REQUIREMENT: Collect the lines of the entries where "PrintAllKLengthStringsCount" shows up.

DATA ENTRIES:
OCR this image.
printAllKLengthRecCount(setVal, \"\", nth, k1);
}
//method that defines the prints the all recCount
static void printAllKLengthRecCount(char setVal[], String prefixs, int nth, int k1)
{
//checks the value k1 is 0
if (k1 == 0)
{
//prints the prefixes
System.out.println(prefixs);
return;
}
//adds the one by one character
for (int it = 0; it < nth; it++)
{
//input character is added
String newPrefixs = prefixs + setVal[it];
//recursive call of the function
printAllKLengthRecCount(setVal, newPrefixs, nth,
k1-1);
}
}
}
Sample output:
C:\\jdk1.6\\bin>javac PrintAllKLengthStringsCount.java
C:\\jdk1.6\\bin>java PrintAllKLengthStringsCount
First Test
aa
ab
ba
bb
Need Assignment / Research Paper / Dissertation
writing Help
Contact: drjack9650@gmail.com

SOLUTION:
C:\\jdk1.6\\bin>javac PrintAllKLengthStringsCount.java
C:\\jdk1.6\\bin>java PrintAllKLengthStringsCount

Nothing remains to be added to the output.